- EXCERPTED DATA:

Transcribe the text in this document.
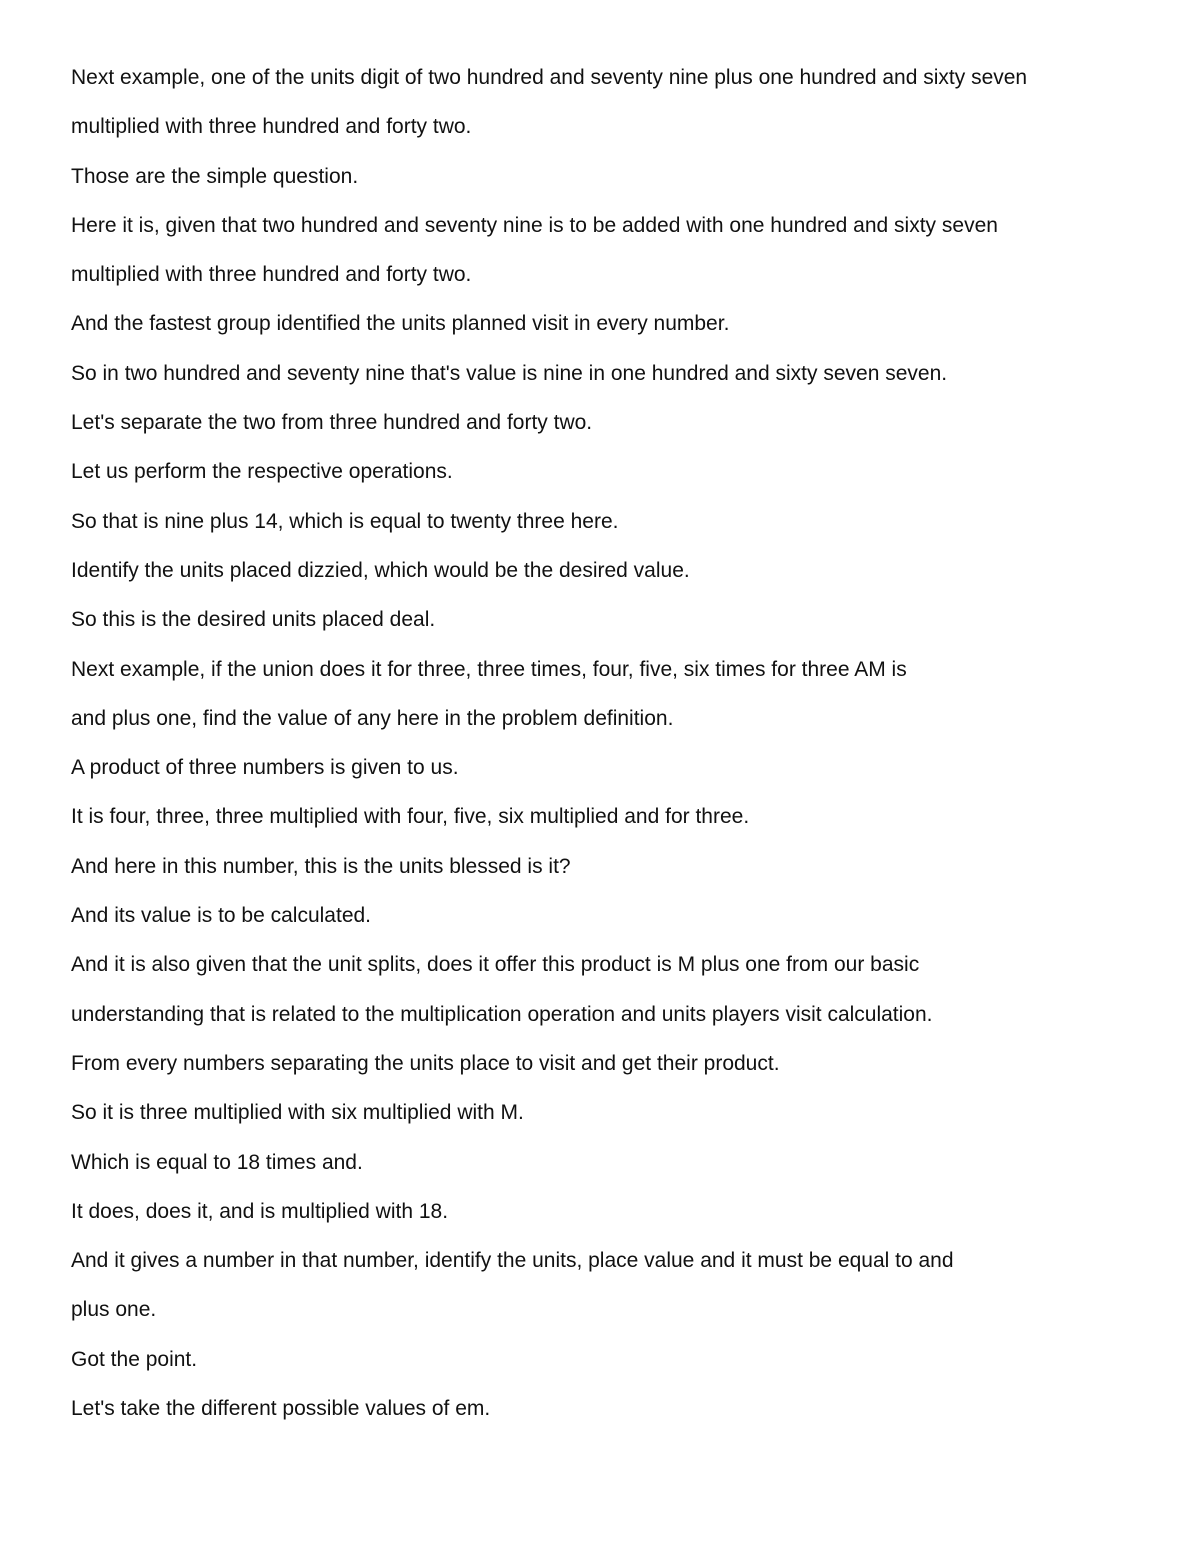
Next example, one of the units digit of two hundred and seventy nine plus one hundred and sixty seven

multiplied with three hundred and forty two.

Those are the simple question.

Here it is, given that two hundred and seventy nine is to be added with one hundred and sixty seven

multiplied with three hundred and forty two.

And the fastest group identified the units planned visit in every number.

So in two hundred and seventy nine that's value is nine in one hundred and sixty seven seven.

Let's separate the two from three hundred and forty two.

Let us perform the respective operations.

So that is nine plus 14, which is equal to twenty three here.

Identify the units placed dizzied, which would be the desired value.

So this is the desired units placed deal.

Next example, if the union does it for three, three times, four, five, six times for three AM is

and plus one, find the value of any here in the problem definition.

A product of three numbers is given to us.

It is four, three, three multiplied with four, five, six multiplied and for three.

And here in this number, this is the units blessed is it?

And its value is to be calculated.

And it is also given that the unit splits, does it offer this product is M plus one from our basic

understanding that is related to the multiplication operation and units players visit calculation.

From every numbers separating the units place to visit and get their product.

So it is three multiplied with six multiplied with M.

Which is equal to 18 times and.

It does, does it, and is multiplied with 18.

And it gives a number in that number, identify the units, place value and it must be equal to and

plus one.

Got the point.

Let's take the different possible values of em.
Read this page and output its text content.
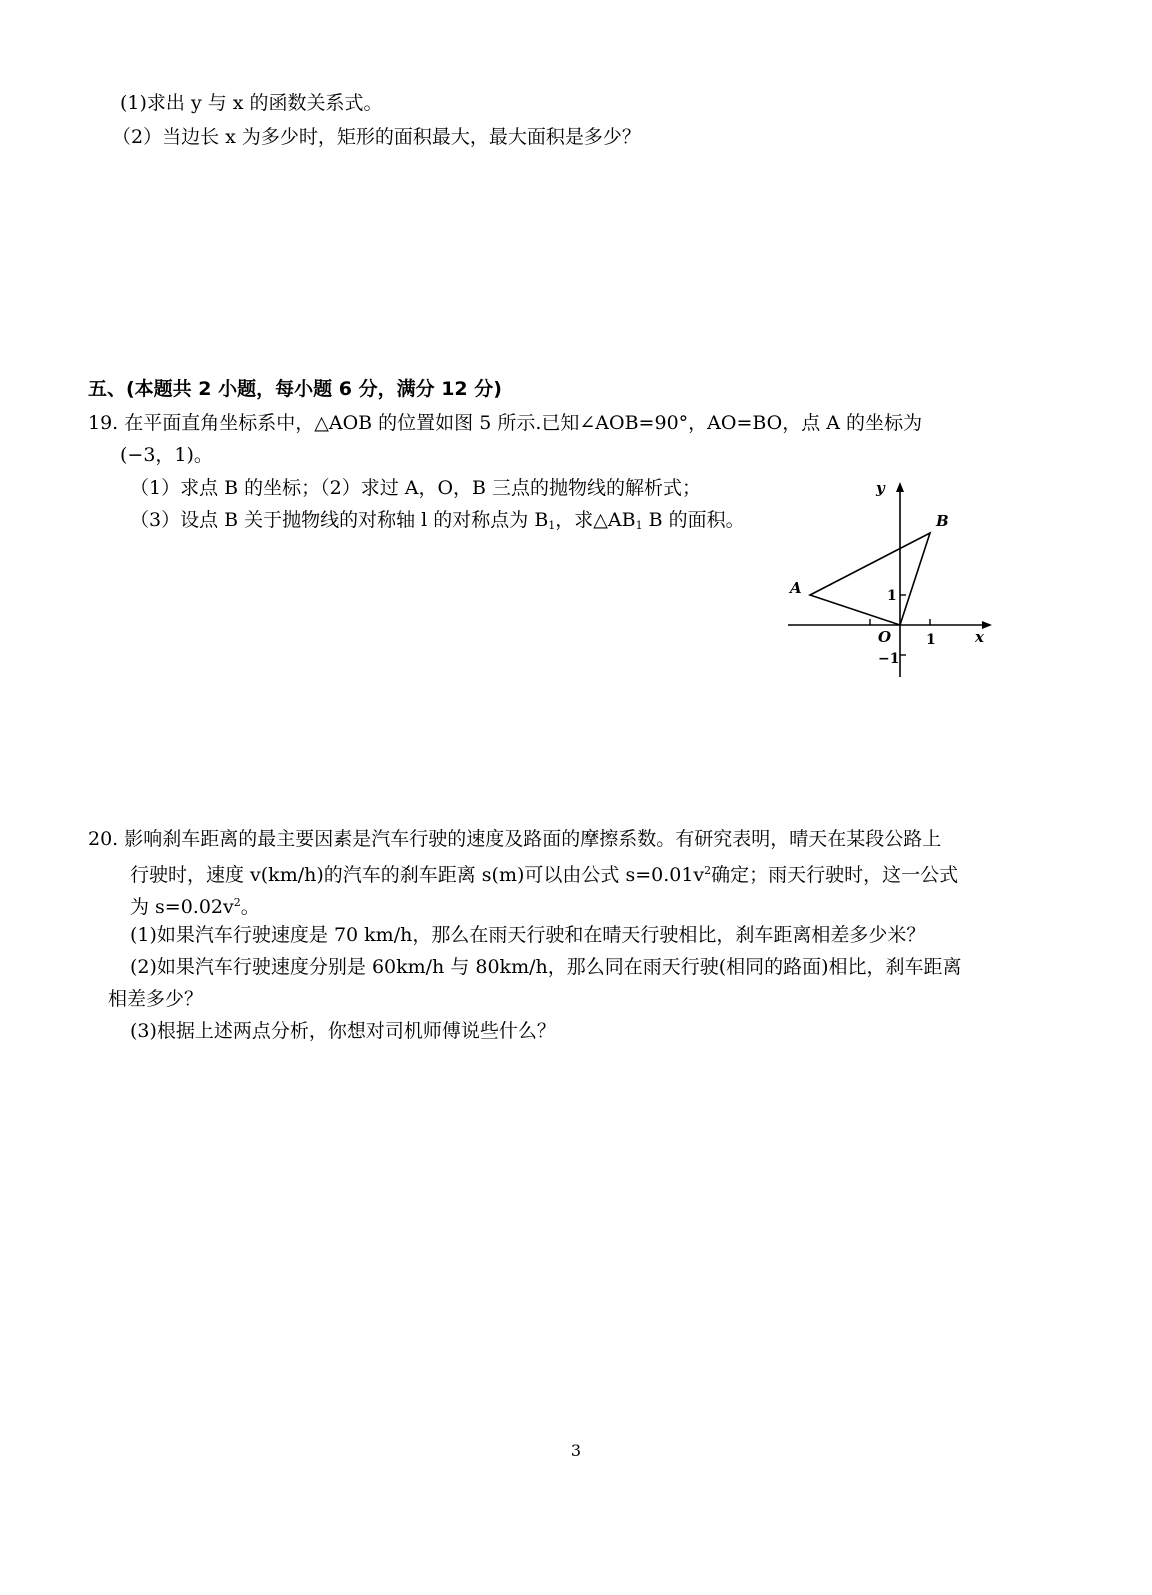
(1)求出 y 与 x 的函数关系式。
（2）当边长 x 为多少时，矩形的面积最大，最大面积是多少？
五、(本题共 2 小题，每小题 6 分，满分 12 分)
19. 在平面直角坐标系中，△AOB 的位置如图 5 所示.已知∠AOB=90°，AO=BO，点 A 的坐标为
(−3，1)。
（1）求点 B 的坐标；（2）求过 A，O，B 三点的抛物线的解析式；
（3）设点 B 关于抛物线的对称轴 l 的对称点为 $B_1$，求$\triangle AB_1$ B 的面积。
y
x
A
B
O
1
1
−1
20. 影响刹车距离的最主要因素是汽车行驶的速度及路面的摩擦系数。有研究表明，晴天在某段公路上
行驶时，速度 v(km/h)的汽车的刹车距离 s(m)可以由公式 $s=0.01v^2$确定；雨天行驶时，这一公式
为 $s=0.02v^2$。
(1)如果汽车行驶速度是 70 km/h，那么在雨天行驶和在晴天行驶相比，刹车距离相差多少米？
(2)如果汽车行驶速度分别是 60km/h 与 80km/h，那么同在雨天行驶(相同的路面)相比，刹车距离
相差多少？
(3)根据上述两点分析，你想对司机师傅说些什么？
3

--

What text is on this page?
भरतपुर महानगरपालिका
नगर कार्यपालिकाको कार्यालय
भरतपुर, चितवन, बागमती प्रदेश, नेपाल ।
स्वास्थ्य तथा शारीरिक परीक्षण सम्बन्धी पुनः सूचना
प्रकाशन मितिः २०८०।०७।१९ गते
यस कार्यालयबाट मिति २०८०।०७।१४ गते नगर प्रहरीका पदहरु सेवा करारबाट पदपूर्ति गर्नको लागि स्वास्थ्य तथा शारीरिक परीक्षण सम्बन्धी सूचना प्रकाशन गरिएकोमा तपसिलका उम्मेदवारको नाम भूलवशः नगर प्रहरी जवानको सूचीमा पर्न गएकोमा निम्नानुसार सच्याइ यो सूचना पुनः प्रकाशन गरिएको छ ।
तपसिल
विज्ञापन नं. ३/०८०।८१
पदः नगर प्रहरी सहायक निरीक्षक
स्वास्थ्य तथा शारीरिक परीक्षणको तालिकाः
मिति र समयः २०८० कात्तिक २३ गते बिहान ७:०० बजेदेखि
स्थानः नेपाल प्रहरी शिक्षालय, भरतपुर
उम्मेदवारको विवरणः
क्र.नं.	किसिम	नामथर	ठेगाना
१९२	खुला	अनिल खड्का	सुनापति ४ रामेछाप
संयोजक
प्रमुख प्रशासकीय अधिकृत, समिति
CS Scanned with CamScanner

...

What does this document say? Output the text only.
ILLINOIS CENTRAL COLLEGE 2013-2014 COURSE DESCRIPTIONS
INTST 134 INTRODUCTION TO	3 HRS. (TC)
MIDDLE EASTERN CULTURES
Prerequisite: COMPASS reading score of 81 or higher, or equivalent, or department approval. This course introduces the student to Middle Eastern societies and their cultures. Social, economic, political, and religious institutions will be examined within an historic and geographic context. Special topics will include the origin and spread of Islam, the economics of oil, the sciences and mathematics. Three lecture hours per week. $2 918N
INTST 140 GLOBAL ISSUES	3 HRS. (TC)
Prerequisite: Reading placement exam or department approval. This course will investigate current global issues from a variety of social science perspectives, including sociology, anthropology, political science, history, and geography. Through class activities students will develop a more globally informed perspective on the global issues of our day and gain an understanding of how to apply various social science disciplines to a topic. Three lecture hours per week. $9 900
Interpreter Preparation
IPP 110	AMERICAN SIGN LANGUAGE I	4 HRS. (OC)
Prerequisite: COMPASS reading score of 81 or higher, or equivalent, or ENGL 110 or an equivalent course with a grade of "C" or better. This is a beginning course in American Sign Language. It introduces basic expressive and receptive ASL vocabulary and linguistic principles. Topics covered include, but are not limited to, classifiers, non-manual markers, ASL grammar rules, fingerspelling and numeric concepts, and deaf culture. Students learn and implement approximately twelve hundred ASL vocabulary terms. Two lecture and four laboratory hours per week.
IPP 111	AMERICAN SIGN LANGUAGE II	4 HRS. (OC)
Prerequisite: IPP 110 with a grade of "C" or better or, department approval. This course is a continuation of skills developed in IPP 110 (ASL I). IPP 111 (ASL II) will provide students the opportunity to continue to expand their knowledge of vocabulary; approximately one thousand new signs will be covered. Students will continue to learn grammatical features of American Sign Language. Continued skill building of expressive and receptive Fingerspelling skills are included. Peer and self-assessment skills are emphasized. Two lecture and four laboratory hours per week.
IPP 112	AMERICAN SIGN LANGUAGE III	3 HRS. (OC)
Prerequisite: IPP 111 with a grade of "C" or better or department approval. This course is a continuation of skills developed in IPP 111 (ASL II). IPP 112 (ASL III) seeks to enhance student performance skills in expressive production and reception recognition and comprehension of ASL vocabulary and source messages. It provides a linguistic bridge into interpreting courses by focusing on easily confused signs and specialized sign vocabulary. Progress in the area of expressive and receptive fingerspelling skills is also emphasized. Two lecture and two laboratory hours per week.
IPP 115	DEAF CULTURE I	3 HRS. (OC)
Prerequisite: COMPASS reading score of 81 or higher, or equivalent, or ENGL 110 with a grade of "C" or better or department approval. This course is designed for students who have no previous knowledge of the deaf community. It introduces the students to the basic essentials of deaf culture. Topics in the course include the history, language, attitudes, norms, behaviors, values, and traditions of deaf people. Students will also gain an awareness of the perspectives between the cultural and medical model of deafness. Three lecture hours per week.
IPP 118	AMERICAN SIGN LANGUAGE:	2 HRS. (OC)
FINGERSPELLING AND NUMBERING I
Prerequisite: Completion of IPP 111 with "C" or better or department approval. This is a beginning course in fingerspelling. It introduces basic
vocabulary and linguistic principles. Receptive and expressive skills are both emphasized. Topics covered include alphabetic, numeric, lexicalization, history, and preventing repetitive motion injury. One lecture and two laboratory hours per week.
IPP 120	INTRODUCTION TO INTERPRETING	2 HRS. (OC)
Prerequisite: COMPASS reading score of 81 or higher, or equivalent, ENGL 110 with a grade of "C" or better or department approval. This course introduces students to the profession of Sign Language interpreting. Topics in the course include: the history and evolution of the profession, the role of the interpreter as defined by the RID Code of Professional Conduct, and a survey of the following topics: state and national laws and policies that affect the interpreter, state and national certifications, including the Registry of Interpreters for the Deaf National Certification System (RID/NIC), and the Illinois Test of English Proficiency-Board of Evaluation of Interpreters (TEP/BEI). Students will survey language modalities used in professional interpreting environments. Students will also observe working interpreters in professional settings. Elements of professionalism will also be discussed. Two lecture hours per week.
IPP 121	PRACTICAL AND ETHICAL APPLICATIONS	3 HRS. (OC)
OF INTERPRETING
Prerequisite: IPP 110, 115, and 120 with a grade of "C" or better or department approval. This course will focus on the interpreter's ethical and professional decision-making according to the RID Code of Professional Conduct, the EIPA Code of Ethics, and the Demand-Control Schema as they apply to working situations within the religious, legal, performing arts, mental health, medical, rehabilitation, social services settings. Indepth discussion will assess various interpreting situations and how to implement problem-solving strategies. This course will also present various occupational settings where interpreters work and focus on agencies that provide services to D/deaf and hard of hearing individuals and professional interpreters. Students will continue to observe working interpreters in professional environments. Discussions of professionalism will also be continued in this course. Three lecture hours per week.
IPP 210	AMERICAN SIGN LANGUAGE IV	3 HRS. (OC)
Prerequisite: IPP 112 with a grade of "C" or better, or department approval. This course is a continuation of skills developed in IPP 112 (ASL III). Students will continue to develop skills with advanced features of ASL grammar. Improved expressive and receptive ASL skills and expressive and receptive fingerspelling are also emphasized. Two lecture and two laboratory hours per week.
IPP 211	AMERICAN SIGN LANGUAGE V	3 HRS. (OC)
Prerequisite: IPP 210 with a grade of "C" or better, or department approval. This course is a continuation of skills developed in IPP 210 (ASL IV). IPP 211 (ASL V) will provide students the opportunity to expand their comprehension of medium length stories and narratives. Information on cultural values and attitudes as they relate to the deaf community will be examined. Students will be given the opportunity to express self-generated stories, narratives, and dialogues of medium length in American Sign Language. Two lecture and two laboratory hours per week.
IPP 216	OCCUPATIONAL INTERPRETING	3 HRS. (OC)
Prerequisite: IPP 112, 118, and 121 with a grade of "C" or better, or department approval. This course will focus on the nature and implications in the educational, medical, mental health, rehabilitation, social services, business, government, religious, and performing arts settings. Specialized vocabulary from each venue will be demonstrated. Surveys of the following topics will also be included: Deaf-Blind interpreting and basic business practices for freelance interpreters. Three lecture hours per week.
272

- PROBLEM DETAILS:
Pick out the lines containing the string "What" and show them.

- CORRECT OUTPUT:
What text is on this page?
What does this document say? Output the text only.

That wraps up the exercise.